=== PROBLEM DESCRIPTION ===
Render the part of the material that opens with the line containing "115, 150, 128]" and closes with the line containing "231, 507, 241]" as a JSON list of strings, one per line, with both end lines included and blank lines left out. Give only those lines.

=== RAW RECORDS ===
⟨

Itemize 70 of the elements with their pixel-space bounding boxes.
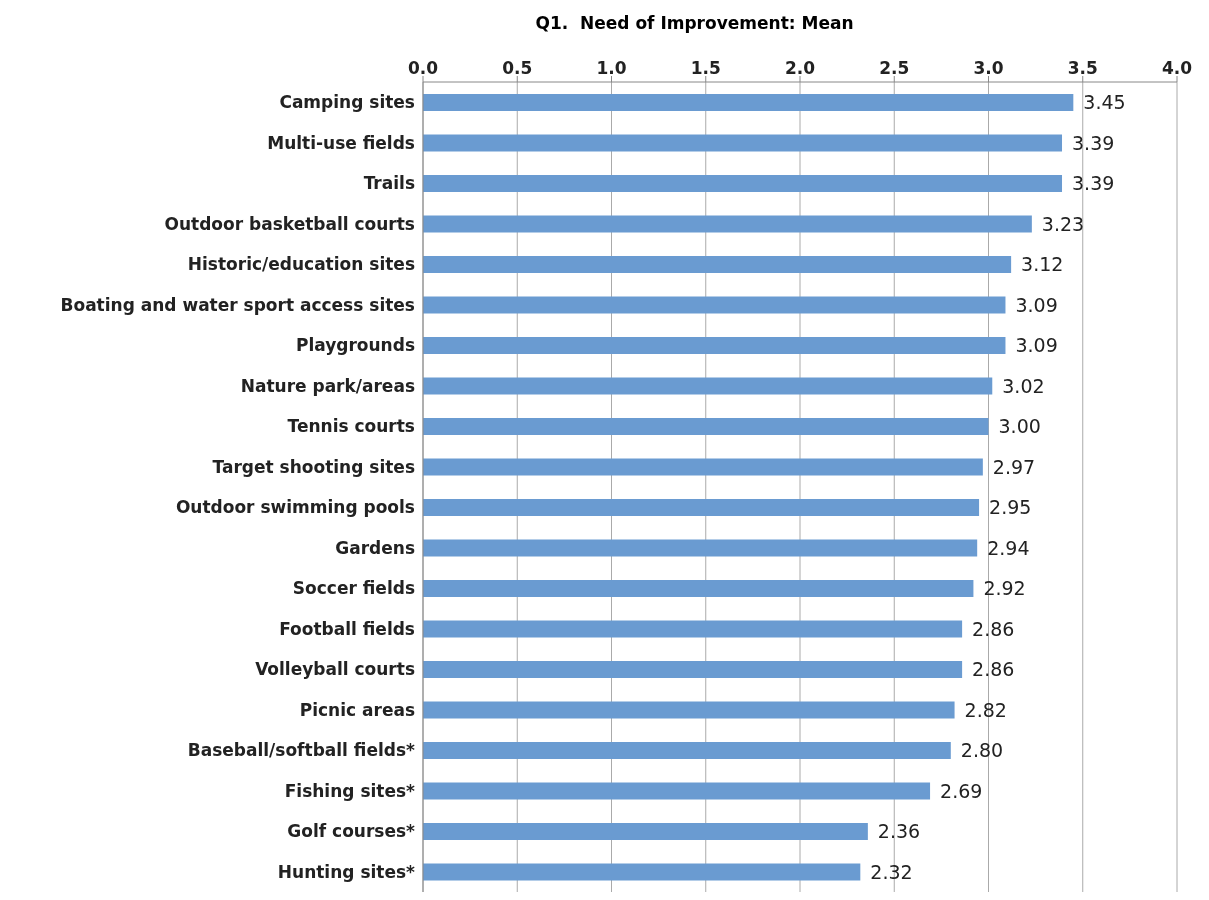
bar xyxy=(423,296,1006,314)
bar xyxy=(423,782,931,800)
y-tick-label: Nature park/areas xyxy=(240,375,415,396)
data-label: 3.02 xyxy=(1002,374,1045,397)
y-tick-label: Hunting sites* xyxy=(277,861,416,882)
x-tick-label: 2.5 xyxy=(879,58,910,78)
y-tick-label: Picnic areas xyxy=(299,699,415,720)
bar xyxy=(423,742,951,759)
x-tick-label: 4.0 xyxy=(1161,58,1193,78)
y-tick-label: Trails xyxy=(363,173,415,194)
bar xyxy=(423,701,955,719)
bar xyxy=(423,661,963,678)
y-tick-label: Golf courses* xyxy=(287,821,416,842)
data-label: 2.80 xyxy=(960,739,1004,762)
data-label: 3.39 xyxy=(1072,172,1115,195)
data-label: 3.45 xyxy=(1083,91,1126,114)
bar xyxy=(423,215,1032,233)
y-tick-label: Gardens xyxy=(335,537,415,558)
x-tick-label: 1.0 xyxy=(596,58,627,78)
y-tick-label: Outdoor swimming pools xyxy=(175,497,415,518)
bar xyxy=(423,620,963,638)
data-label: 3.12 xyxy=(1021,253,1064,276)
bar xyxy=(423,863,861,881)
data-label: 2.92 xyxy=(983,577,1026,600)
y-tick-label: Volleyball courts xyxy=(255,659,415,680)
bar xyxy=(423,337,1006,354)
chart-title: Q1. Need of Improvement: Mean xyxy=(534,12,855,35)
y-tick-label: Multi-use fields xyxy=(267,132,415,153)
x-tick-label: 3.5 xyxy=(1067,58,1098,78)
data-label: 2.86 xyxy=(972,617,1015,640)
x-tick-label: 0.5 xyxy=(502,58,533,78)
bar xyxy=(423,580,974,597)
bar xyxy=(423,377,993,395)
data-label: 2.69 xyxy=(940,779,983,802)
data-label: 2.36 xyxy=(877,820,921,843)
y-tick-label: Playgrounds xyxy=(295,335,415,356)
data-label: 2.82 xyxy=(964,698,1007,721)
y-tick-label: Camping sites xyxy=(279,92,415,113)
data-label: 3.00 xyxy=(998,415,1041,438)
y-tick-label: Football fields xyxy=(279,618,415,639)
data-label: 3.09 xyxy=(1015,334,1058,357)
bar xyxy=(423,256,1012,273)
y-tick-label: Soccer fields xyxy=(292,578,415,599)
x-tick-label: 1.5 xyxy=(690,58,721,78)
y-tick-label: Boating and water sport access sites xyxy=(60,294,415,315)
bar xyxy=(423,539,978,557)
y-tick-label: Target shooting sites xyxy=(212,456,415,477)
bar xyxy=(423,175,1063,192)
y-tick-label: Fishing sites* xyxy=(284,780,416,801)
data-label: 3.23 xyxy=(1041,212,1085,235)
y-tick-label: Tennis courts xyxy=(287,416,415,437)
data-label: 2.86 xyxy=(972,658,1015,681)
data-label: 2.97 xyxy=(992,455,1036,478)
bar xyxy=(423,418,989,435)
bar xyxy=(423,499,980,516)
data-label: 2.94 xyxy=(987,536,1030,559)
bar xyxy=(423,94,1074,111)
data-label: 3.09 xyxy=(1015,293,1058,316)
bar xyxy=(423,823,868,840)
bar xyxy=(423,134,1063,152)
x-tick-label: 3.0 xyxy=(973,58,1004,78)
data-label: 2.95 xyxy=(989,496,1032,519)
bar xyxy=(423,458,983,476)
data-label: 2.32 xyxy=(870,860,913,883)
x-tick-label: 0.0 xyxy=(407,58,439,78)
y-tick-label: Baseball/softball fields* xyxy=(187,740,416,761)
data-label: 3.39 xyxy=(1072,131,1115,154)
y-tick-label: Outdoor basketball courts xyxy=(164,213,415,234)
x-tick-label: 2.0 xyxy=(784,58,816,78)
y-tick-label: Historic/education sites xyxy=(187,254,415,275)
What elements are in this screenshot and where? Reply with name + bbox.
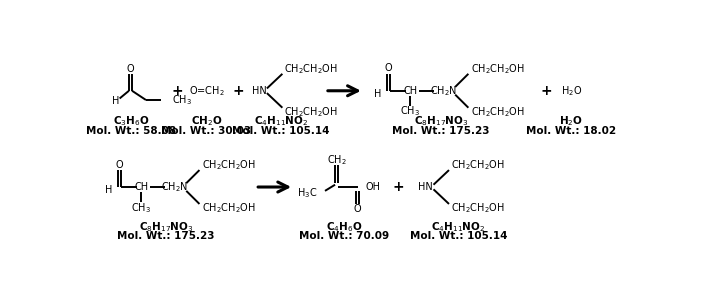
Text: C$_3$H$_6$O: C$_3$H$_6$O	[113, 115, 150, 128]
Text: CH$_2$O: CH$_2$O	[191, 115, 222, 128]
Text: Mol. Wt.: 18.02: Mol. Wt.: 18.02	[526, 126, 617, 136]
Text: CH$_2$CH$_2$OH: CH$_2$CH$_2$OH	[471, 105, 525, 119]
Text: H: H	[112, 96, 119, 106]
Text: CH$_3$: CH$_3$	[172, 93, 191, 107]
Text: CH$_2$CH$_2$OH: CH$_2$CH$_2$OH	[450, 202, 504, 215]
Text: CH$_2$CH$_2$OH: CH$_2$CH$_2$OH	[284, 105, 337, 119]
Text: +: +	[393, 180, 404, 194]
Text: +: +	[540, 84, 552, 98]
Text: OH: OH	[365, 182, 380, 192]
Text: O: O	[116, 160, 123, 170]
Text: Mol. Wt.: 175.23: Mol. Wt.: 175.23	[118, 231, 215, 241]
Text: CH$_2$N: CH$_2$N	[430, 84, 457, 98]
Text: CH$_3$: CH$_3$	[131, 201, 151, 215]
Text: +: +	[233, 84, 244, 98]
Text: Mol. Wt.: 70.09: Mol. Wt.: 70.09	[299, 231, 389, 241]
Text: CH$_2$CH$_2$OH: CH$_2$CH$_2$OH	[471, 62, 525, 76]
Text: CH$_2$CH$_2$OH: CH$_2$CH$_2$OH	[450, 159, 504, 172]
Text: Mol. Wt.: 105.14: Mol. Wt.: 105.14	[232, 126, 330, 136]
Text: H$_2$O: H$_2$O	[559, 115, 584, 128]
Text: O: O	[385, 63, 392, 73]
Text: CH: CH	[134, 182, 148, 192]
Text: H: H	[105, 185, 113, 195]
Text: HN: HN	[418, 182, 433, 192]
Text: CH$_2$CH$_2$OH: CH$_2$CH$_2$OH	[202, 159, 256, 172]
Text: CH$_2$CH$_2$OH: CH$_2$CH$_2$OH	[202, 202, 256, 215]
Text: CH$_2$N: CH$_2$N	[161, 180, 189, 194]
Text: H$_2$O: H$_2$O	[561, 84, 582, 98]
Text: Mol. Wt.: 175.23: Mol. Wt.: 175.23	[393, 126, 490, 136]
Text: C$_4$H$_6$O: C$_4$H$_6$O	[326, 220, 363, 234]
Text: CH$_2$: CH$_2$	[327, 153, 347, 167]
Text: C$_8$H$_{17}$NO$_3$: C$_8$H$_{17}$NO$_3$	[139, 220, 194, 234]
Text: Mol. Wt.: 58.08: Mol. Wt.: 58.08	[86, 126, 177, 136]
Text: HN: HN	[252, 86, 267, 96]
Text: Mol. Wt.: 30.03: Mol. Wt.: 30.03	[162, 126, 252, 136]
Text: H$_3$C: H$_3$C	[297, 186, 317, 200]
Text: C$_4$H$_{11}$NO$_2$: C$_4$H$_{11}$NO$_2$	[254, 115, 308, 128]
Text: CH$_2$CH$_2$OH: CH$_2$CH$_2$OH	[284, 62, 337, 76]
Text: Mol. Wt.: 105.14: Mol. Wt.: 105.14	[410, 231, 507, 241]
Text: O: O	[354, 204, 362, 214]
Text: CH$_3$: CH$_3$	[401, 105, 420, 118]
Text: CH: CH	[403, 86, 418, 96]
Text: O: O	[127, 64, 134, 74]
Text: O=CH$_2$: O=CH$_2$	[189, 84, 224, 98]
Text: H: H	[374, 89, 381, 99]
Text: C$_4$H$_{11}$NO$_2$: C$_4$H$_{11}$NO$_2$	[431, 220, 486, 234]
Text: C$_8$H$_{17}$NO$_3$: C$_8$H$_{17}$NO$_3$	[414, 115, 469, 128]
Text: +: +	[172, 84, 184, 98]
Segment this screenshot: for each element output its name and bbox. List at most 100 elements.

⟩

=== FINAL RESULT ===
[
  "Text: C$_3$H$_6$O: C$_3$H$_6$O\t[113, 115, 150, 128]",
  "Text: CH$_2$O: CH$_2$O\t[191, 115, 222, 128]",
  "Text: Mol. Wt.: 18.02: Mol. Wt.: 18.02\t[526, 126, 617, 136]",
  "Text: CH$_2$CH$_2$OH: CH$_2$CH$_2$OH\t[471, 105, 525, 119]",
  "Text: H: H\t[112, 96, 119, 106]",
  "Text: CH$_3$: CH$_3$\t[172, 93, 191, 107]",
  "Text: CH$_2$CH$_2$OH: CH$_2$CH$_2$OH\t[450, 202, 504, 215]",
  "Text: CH$_2$CH$_2$OH: CH$_2$CH$_2$OH\t[284, 105, 337, 119]",
  "Text: +: +\t[393, 180, 404, 194]",
  "Text: +: +\t[540, 84, 552, 98]",
  "Text: OH: OH\t[365, 182, 380, 192]",
  "Text: O: O\t[116, 160, 123, 170]",
  "Text: Mol. Wt.: 175.23: Mol. Wt.: 175.23\t[118, 231, 215, 241]",
  "Text: CH$_2$N: CH$_2$N\t[430, 84, 457, 98]",
  "Text: CH$_3$: CH$_3$\t[131, 201, 151, 215]",
  "Text: +: +\t[233, 84, 244, 98]",
  "Text: Mol. Wt.: 70.09: Mol. Wt.: 70.09\t[299, 231, 389, 241]",
  "Text: CH$_2$CH$_2$OH: CH$_2$CH$_2$OH\t[471, 62, 525, 76]",
  "Text: CH$_2$CH$_2$OH: CH$_2$CH$_2$OH\t[450, 159, 504, 172]",
  "Text: Mol. Wt.: 105.14: Mol. Wt.: 105.14\t[232, 126, 330, 136]",
  "Text: H$_2$O: H$_2$O\t[559, 115, 584, 128]",
  "Text: O: O\t[385, 63, 392, 73]",
  "Text: CH: CH\t[134, 182, 148, 192]",
  "Text: H: H\t[105, 185, 113, 195]",
  "Text: HN: HN\t[418, 182, 433, 192]",
  "Text: CH$_2$CH$_2$OH: CH$_2$CH$_2$OH\t[202, 159, 256, 172]",
  "Text: CH$_2$CH$_2$OH: CH$_2$CH$_2$OH\t[202, 202, 256, 215]",
  "Text: CH$_2$N: CH$_2$N\t[161, 180, 189, 194]",
  "Text: H$_2$O: H$_2$O\t[561, 84, 582, 98]",
  "Text: Mol. Wt.: 175.23: Mol. Wt.: 175.23\t[393, 126, 490, 136]",
  "Text: C$_4$H$_6$O: C$_4$H$_6$O\t[326, 220, 363, 234]",
  "Text: CH$_2$: CH$_2$\t[327, 153, 347, 167]",
  "Text: C$_8$H$_{17}$NO$_3$: C$_8$H$_{17}$NO$_3$\t[139, 220, 194, 234]",
  "Text: Mol. Wt.: 58.08: Mol. Wt.: 58.08\t[86, 126, 177, 136]",
  "Text: HN: HN\t[252, 86, 267, 96]",
  "Text: Mol. Wt.: 30.03: Mol. Wt.: 30.03\t[162, 126, 252, 136]",
  "Text: H$_3$C: H$_3$C\t[297, 186, 317, 200]",
  "Text: C$_4$H$_{11}$NO$_2$: C$_4$H$_{11}$NO$_2$\t[254, 115, 308, 128]",
  "Text: CH$_2$CH$_2$OH: CH$_2$CH$_2$OH\t[284, 62, 337, 76]",
  "Text: Mol. Wt.: 105.14: Mol. Wt.: 105.14\t[410, 231, 507, 241]"
]